EXERCISE BRIEF = Repeat the full listing, word for word.

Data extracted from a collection
-- BEGIN --
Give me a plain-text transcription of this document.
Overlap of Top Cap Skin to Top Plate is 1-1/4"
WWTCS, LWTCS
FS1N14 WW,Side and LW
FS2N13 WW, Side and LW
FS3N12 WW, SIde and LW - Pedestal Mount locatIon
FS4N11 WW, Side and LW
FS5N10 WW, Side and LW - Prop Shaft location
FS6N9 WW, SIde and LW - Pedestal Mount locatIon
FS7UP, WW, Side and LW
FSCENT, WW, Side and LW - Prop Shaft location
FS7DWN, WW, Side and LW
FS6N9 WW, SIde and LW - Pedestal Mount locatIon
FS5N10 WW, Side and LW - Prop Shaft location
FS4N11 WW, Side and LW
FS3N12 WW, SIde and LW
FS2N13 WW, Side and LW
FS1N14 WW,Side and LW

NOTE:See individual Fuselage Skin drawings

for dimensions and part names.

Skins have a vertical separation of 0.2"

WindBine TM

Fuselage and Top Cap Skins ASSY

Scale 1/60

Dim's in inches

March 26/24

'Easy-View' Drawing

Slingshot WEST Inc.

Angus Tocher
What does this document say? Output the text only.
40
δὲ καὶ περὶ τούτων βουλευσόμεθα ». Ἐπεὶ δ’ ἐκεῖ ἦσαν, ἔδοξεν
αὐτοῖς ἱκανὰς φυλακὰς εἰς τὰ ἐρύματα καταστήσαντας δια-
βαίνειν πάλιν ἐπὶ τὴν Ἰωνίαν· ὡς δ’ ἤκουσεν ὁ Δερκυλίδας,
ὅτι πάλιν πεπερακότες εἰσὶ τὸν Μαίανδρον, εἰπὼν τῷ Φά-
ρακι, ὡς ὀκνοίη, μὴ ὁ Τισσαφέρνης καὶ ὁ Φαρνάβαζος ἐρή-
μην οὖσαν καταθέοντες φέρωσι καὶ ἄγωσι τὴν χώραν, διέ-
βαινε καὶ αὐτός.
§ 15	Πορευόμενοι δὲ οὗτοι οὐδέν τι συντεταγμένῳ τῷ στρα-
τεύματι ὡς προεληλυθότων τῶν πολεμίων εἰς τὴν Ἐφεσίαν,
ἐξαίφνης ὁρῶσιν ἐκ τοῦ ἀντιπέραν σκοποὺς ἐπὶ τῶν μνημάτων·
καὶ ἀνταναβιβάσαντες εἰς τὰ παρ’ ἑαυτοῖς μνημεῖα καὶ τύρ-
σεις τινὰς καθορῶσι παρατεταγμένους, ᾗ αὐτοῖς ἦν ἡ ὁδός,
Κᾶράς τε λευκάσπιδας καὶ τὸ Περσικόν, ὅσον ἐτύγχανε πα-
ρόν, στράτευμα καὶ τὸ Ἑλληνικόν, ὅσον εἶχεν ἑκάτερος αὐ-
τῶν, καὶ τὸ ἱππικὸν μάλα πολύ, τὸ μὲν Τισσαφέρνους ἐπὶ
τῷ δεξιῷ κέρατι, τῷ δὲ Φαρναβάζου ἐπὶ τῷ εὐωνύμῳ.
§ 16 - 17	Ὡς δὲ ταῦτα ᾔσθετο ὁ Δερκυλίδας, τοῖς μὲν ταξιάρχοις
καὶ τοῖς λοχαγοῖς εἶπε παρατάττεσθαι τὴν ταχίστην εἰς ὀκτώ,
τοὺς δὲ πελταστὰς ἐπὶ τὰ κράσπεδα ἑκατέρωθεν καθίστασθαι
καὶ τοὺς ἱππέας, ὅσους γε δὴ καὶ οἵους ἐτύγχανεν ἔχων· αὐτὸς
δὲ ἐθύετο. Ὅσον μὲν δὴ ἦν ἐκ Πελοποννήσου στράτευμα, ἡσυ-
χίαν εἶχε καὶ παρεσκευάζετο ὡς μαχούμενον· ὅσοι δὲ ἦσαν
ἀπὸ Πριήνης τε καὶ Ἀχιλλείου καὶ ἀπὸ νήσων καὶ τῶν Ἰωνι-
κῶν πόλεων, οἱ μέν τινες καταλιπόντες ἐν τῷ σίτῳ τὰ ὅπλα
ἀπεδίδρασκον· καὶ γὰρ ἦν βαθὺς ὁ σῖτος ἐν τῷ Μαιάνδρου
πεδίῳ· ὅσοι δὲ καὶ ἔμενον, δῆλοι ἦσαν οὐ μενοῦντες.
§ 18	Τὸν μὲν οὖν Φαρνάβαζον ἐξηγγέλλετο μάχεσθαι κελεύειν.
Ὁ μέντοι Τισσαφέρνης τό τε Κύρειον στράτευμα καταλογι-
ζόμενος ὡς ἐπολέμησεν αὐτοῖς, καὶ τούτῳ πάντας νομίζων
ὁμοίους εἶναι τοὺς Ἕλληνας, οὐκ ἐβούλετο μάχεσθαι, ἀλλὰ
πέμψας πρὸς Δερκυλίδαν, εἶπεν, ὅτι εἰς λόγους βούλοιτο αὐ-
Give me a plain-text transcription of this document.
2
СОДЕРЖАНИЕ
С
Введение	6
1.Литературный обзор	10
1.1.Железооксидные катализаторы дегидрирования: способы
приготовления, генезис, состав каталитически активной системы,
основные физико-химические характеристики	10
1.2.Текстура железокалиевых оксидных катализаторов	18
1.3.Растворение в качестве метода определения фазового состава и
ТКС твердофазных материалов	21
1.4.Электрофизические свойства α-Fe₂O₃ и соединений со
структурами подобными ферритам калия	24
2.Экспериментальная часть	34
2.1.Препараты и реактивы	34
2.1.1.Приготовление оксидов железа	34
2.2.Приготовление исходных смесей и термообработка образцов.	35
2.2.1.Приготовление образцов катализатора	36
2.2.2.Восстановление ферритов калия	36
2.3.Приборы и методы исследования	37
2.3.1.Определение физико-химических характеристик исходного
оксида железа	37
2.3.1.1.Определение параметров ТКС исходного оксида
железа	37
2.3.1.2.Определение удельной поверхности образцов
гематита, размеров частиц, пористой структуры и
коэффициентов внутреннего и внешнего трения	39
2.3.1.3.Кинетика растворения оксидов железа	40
-- END --
OUTPUT OF THE TASK =
Give me a plain-text transcription of this document.
Overlap of Top Cap Skin to Top Plate is 1-1/4"
WWTCS, LWTCS
FS1N14 WW,Side and LW
FS2N13 WW, Side and LW
FS3N12 WW, SIde and LW - Pedestal Mount locatIon
FS4N11 WW, Side and LW
FS5N10 WW, Side and LW - Prop Shaft location
FS6N9 WW, SIde and LW - Pedestal Mount locatIon
FS7UP, WW, Side and LW
FSCENT, WW, Side and LW - Prop Shaft location
FS7DWN, WW, Side and LW
FS6N9 WW, SIde and LW - Pedestal Mount locatIon
FS5N10 WW, Side and LW - Prop Shaft location
FS4N11 WW, Side and LW
FS3N12 WW, SIde and LW
FS2N13 WW, Side and LW
FS1N14 WW,Side and LW

NOTE:See individual Fuselage Skin drawings

for dimensions and part names.

Skins have a vertical separation of 0.2"

WindBine TM

Fuselage and Top Cap Skins ASSY

Scale 1/60

Dim's in inches

March 26/24

'Easy-View' Drawing

Slingshot WEST Inc.

Angus Tocher
What does this document say? Output the text only.
40
δὲ καὶ περὶ τούτων βουλευσόμεθα ». Ἐπεὶ δ’ ἐκεῖ ἦσαν, ἔδοξεν
αὐτοῖς ἱκανὰς φυλακὰς εἰς τὰ ἐρύματα καταστήσαντας δια-
βαίνειν πάλιν ἐπὶ τὴν Ἰωνίαν· ὡς δ’ ἤκουσεν ὁ Δερκυλίδας,
ὅτι πάλιν πεπερακότες εἰσὶ τὸν Μαίανδρον, εἰπὼν τῷ Φά-
ρακι, ὡς ὀκνοίη, μὴ ὁ Τισσαφέρνης καὶ ὁ Φαρνάβαζος ἐρή-
μην οὖσαν καταθέοντες φέρωσι καὶ ἄγωσι τὴν χώραν, διέ-
βαινε καὶ αὐτός.
§ 15	Πορευόμενοι δὲ οὗτοι οὐδέν τι συντεταγμένῳ τῷ στρα-
τεύματι ὡς προεληλυθότων τῶν πολεμίων εἰς τὴν Ἐφεσίαν,
ἐξαίφνης ὁρῶσιν ἐκ τοῦ ἀντιπέραν σκοποὺς ἐπὶ τῶν μνημάτων·
καὶ ἀνταναβιβάσαντες εἰς τὰ παρ’ ἑαυτοῖς μνημεῖα καὶ τύρ-
σεις τινὰς καθορῶσι παρατεταγμένους, ᾗ αὐτοῖς ἦν ἡ ὁδός,
Κᾶράς τε λευκάσπιδας καὶ τὸ Περσικόν, ὅσον ἐτύγχανε πα-
ρόν, στράτευμα καὶ τὸ Ἑλληνικόν, ὅσον εἶχεν ἑκάτερος αὐ-
τῶν, καὶ τὸ ἱππικὸν μάλα πολύ, τὸ μὲν Τισσαφέρνους ἐπὶ
τῷ δεξιῷ κέρατι, τῷ δὲ Φαρναβάζου ἐπὶ τῷ εὐωνύμῳ.
§ 16 - 17	Ὡς δὲ ταῦτα ᾔσθετο ὁ Δερκυλίδας, τοῖς μὲν ταξιάρχοις
καὶ τοῖς λοχαγοῖς εἶπε παρατάττεσθαι τὴν ταχίστην εἰς ὀκτώ,
τοὺς δὲ πελταστὰς ἐπὶ τὰ κράσπεδα ἑκατέρωθεν καθίστασθαι
καὶ τοὺς ἱππέας, ὅσους γε δὴ καὶ οἵους ἐτύγχανεν ἔχων· αὐτὸς
δὲ ἐθύετο. Ὅσον μὲν δὴ ἦν ἐκ Πελοποννήσου στράτευμα, ἡσυ-
χίαν εἶχε καὶ παρεσκευάζετο ὡς μαχούμενον· ὅσοι δὲ ἦσαν
ἀπὸ Πριήνης τε καὶ Ἀχιλλείου καὶ ἀπὸ νήσων καὶ τῶν Ἰωνι-
κῶν πόλεων, οἱ μέν τινες καταλιπόντες ἐν τῷ σίτῳ τὰ ὅπλα
ἀπεδίδρασκον· καὶ γὰρ ἦν βαθὺς ὁ σῖτος ἐν τῷ Μαιάνδρου
πεδίῳ· ὅσοι δὲ καὶ ἔμενον, δῆλοι ἦσαν οὐ μενοῦντες.
§ 18	Τὸν μὲν οὖν Φαρνάβαζον ἐξηγγέλλετο μάχεσθαι κελεύειν.
Ὁ μέντοι Τισσαφέρνης τό τε Κύρειον στράτευμα καταλογι-
ζόμενος ὡς ἐπολέμησεν αὐτοῖς, καὶ τούτῳ πάντας νομίζων
ὁμοίους εἶναι τοὺς Ἕλληνας, οὐκ ἐβούλετο μάχεσθαι, ἀλλὰ
πέμψας πρὸς Δερκυλίδαν, εἶπεν, ὅτι εἰς λόγους βούλοιτο αὐ-
Give me a plain-text transcription of this document.
2
СОДЕРЖАНИЕ
С
Введение	6
1.Литературный обзор	10
1.1.Железооксидные катализаторы дегидрирования: способы
приготовления, генезис, состав каталитически активной системы,
основные физико-химические характеристики	10
1.2.Текстура железокалиевых оксидных катализаторов	18
1.3.Растворение в качестве метода определения фазового состава и
ТКС твердофазных материалов	21
1.4.Электрофизические свойства α-Fe₂O₃ и соединений со
структурами подобными ферритам калия	24
2.Экспериментальная часть	34
2.1.Препараты и реактивы	34
2.1.1.Приготовление оксидов железа	34
2.2.Приготовление исходных смесей и термообработка образцов.	35
2.2.1.Приготовление образцов катализатора	36
2.2.2.Восстановление ферритов калия	36
2.3.Приборы и методы исследования	37
2.3.1.Определение физико-химических характеристик исходного
оксида железа	37
2.3.1.1.Определение параметров ТКС исходного оксида
железа	37
2.3.1.2.Определение удельной поверхности образцов
гематита, размеров частиц, пористой структуры и
коэффициентов внутреннего и внешнего трения	39
2.3.1.3.Кинетика растворения оксидов железа	40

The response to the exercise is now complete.